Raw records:
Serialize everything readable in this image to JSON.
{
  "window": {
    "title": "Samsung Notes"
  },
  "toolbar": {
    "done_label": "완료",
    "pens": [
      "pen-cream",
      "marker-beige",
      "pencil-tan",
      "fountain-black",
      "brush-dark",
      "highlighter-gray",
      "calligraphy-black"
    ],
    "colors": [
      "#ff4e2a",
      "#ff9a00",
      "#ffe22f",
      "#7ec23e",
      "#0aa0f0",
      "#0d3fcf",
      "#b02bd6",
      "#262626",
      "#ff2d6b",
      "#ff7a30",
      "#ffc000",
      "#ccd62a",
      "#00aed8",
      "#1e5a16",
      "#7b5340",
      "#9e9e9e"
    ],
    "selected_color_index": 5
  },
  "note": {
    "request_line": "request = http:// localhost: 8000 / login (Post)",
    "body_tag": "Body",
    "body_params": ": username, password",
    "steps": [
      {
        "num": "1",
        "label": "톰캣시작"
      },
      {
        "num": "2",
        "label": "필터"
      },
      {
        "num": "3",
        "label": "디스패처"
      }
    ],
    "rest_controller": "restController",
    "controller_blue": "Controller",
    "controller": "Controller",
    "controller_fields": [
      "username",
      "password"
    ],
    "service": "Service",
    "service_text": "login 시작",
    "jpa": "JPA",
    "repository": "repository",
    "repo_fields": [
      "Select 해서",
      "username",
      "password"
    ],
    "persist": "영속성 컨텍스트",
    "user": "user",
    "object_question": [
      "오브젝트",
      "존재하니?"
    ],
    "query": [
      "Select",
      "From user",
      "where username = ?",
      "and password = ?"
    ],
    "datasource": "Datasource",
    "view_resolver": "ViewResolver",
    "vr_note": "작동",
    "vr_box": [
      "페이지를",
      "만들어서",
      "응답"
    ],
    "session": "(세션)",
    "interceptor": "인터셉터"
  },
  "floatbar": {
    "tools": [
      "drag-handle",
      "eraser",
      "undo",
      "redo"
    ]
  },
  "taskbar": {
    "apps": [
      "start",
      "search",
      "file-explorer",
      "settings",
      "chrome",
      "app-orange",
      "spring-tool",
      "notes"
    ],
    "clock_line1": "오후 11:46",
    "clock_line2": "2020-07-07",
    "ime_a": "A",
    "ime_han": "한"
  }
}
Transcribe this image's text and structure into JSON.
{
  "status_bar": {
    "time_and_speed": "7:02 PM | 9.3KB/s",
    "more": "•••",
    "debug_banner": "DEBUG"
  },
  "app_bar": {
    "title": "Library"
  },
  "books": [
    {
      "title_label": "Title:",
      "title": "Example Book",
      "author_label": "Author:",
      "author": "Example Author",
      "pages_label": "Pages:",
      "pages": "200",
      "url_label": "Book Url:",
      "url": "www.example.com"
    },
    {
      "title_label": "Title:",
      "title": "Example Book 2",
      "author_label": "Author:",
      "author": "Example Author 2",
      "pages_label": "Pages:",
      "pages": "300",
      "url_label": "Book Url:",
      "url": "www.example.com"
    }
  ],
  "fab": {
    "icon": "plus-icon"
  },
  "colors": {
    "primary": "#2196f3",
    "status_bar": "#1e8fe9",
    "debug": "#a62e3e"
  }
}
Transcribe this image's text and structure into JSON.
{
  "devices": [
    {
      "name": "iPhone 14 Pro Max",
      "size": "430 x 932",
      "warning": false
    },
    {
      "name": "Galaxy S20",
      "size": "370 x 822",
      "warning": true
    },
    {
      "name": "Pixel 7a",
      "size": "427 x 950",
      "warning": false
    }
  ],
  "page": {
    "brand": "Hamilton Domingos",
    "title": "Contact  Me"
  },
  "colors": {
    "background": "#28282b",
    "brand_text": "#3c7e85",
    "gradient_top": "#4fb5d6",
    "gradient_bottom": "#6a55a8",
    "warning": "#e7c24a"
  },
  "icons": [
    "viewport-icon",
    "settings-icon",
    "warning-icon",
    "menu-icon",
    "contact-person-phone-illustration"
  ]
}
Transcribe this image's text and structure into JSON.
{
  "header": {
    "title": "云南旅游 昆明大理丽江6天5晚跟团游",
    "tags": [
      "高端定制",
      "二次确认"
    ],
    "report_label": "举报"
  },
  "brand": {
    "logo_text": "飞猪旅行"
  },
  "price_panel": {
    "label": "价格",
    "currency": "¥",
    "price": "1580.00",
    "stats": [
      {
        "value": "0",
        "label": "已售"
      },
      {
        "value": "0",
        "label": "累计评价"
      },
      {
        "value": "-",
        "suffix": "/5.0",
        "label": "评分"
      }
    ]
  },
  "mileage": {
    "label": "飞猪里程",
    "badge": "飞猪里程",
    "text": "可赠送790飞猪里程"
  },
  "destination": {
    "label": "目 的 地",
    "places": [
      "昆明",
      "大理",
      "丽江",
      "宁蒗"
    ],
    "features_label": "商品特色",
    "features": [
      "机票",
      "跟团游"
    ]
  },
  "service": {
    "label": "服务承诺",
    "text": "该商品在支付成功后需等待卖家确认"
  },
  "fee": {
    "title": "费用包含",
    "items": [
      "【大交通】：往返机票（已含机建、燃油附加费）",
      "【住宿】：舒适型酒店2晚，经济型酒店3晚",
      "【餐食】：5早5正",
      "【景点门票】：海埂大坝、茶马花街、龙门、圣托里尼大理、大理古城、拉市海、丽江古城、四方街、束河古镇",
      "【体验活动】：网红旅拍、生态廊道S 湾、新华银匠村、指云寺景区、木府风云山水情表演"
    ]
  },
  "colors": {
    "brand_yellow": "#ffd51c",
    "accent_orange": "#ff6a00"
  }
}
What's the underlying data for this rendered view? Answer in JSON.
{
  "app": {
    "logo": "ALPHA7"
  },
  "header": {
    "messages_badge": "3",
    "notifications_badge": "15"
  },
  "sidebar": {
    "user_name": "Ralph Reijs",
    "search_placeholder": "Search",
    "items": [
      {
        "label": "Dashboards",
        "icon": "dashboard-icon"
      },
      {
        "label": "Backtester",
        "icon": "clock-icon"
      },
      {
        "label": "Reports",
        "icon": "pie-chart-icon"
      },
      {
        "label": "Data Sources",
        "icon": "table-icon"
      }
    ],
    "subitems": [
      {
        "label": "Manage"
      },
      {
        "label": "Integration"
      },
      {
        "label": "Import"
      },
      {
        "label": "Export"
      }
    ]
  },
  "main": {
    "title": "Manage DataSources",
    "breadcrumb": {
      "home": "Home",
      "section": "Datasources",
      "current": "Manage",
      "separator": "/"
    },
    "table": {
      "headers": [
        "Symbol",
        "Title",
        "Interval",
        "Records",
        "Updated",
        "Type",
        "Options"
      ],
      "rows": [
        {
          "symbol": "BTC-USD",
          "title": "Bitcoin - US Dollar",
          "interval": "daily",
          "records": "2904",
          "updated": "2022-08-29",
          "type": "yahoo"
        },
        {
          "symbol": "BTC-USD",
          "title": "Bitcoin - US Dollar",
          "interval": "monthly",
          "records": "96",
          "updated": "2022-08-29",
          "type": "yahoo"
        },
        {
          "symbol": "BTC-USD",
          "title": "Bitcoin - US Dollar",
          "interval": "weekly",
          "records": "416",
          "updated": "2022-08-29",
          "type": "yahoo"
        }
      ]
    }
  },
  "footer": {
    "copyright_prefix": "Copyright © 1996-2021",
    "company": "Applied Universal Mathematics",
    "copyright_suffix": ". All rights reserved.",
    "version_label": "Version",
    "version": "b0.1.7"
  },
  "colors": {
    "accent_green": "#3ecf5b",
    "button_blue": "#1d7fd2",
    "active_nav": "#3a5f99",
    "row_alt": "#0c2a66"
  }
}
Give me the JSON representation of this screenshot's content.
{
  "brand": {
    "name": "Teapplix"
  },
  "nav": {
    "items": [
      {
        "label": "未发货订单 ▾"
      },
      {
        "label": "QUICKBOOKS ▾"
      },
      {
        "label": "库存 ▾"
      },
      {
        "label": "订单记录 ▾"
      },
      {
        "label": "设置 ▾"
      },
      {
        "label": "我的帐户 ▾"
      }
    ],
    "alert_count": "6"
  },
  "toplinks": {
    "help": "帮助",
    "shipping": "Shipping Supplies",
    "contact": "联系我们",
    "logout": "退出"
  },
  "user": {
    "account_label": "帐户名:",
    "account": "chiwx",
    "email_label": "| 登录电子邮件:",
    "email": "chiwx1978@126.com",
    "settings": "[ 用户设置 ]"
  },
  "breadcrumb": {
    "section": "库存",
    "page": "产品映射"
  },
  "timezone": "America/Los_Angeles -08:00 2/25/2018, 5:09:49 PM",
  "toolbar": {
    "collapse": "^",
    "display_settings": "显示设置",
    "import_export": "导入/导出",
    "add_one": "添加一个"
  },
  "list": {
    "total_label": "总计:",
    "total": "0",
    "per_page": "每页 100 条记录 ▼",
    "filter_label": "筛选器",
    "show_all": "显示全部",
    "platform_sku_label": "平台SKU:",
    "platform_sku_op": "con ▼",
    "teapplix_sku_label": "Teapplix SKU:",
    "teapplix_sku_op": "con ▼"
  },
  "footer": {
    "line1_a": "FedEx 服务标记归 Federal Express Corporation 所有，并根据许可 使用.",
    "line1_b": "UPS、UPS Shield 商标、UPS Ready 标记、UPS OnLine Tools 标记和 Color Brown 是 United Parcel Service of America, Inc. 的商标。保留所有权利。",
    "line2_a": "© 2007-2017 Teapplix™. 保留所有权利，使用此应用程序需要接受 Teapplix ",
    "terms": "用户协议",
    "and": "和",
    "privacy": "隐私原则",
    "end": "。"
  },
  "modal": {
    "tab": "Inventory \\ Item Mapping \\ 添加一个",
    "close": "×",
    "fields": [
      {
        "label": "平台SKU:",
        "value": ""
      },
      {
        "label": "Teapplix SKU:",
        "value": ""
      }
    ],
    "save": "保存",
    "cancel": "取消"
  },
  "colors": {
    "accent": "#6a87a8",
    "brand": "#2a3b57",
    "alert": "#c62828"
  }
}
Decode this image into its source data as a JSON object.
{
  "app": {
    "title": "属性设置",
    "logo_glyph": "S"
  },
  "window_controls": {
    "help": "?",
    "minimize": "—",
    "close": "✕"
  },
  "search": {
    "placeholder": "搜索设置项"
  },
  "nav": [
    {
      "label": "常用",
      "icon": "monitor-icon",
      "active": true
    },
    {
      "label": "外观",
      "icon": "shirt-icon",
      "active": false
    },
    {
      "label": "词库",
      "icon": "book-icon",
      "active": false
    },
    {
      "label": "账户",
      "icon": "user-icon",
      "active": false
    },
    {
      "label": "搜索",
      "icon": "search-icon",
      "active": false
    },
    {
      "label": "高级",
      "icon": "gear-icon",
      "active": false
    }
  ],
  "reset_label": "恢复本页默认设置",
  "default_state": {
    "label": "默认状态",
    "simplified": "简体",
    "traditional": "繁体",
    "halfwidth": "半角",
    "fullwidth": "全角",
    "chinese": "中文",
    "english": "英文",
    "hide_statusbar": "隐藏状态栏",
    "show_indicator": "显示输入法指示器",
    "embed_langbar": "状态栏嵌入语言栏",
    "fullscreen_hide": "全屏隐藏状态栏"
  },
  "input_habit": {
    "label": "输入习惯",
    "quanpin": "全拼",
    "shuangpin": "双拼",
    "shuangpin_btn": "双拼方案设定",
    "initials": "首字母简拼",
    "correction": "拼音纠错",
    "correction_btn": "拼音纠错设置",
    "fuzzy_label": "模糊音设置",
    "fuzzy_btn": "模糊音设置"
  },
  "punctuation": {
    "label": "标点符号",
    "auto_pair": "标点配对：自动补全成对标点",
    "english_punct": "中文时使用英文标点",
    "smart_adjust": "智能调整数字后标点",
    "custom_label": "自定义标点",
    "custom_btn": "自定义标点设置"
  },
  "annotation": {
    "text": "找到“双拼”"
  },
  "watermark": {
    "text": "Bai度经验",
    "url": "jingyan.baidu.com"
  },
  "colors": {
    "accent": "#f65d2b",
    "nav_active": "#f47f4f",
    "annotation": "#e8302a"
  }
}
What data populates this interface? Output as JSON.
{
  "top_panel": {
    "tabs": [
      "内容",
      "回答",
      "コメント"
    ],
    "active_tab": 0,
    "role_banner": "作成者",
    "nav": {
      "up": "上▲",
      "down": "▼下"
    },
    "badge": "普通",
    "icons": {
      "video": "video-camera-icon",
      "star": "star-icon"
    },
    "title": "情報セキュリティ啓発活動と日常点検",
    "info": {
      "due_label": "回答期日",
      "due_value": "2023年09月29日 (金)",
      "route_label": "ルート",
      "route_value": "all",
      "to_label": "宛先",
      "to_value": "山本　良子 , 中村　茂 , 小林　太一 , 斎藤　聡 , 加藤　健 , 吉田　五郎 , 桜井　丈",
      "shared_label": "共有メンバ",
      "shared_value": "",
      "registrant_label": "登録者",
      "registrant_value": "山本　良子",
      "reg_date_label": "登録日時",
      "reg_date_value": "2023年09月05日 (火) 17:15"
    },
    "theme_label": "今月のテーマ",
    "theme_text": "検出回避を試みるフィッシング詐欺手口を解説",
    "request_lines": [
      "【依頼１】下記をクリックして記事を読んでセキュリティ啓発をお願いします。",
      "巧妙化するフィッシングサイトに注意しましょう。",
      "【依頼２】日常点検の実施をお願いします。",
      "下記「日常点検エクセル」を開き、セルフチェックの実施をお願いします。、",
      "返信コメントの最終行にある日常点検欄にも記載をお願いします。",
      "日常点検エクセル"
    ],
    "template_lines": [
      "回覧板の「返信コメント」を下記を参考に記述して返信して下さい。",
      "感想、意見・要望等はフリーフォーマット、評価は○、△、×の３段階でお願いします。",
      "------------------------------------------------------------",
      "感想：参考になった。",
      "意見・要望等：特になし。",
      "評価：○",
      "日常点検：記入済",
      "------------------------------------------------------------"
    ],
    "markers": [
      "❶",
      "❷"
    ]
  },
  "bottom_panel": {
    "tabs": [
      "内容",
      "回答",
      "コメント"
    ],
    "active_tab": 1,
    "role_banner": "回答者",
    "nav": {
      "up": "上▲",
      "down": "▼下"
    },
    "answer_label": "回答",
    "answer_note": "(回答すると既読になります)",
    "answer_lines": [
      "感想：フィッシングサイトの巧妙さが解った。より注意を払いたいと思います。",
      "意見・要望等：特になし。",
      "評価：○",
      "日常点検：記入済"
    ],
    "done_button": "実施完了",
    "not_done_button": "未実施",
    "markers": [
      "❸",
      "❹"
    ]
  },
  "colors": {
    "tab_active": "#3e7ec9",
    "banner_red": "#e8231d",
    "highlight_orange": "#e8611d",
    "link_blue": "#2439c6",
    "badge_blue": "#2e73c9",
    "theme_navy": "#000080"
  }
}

**SET EXERCISE**
Among the entries, how many lines include the word "America"? Answer with a single number and nothing further.

**SOLVED PROBLEM**
2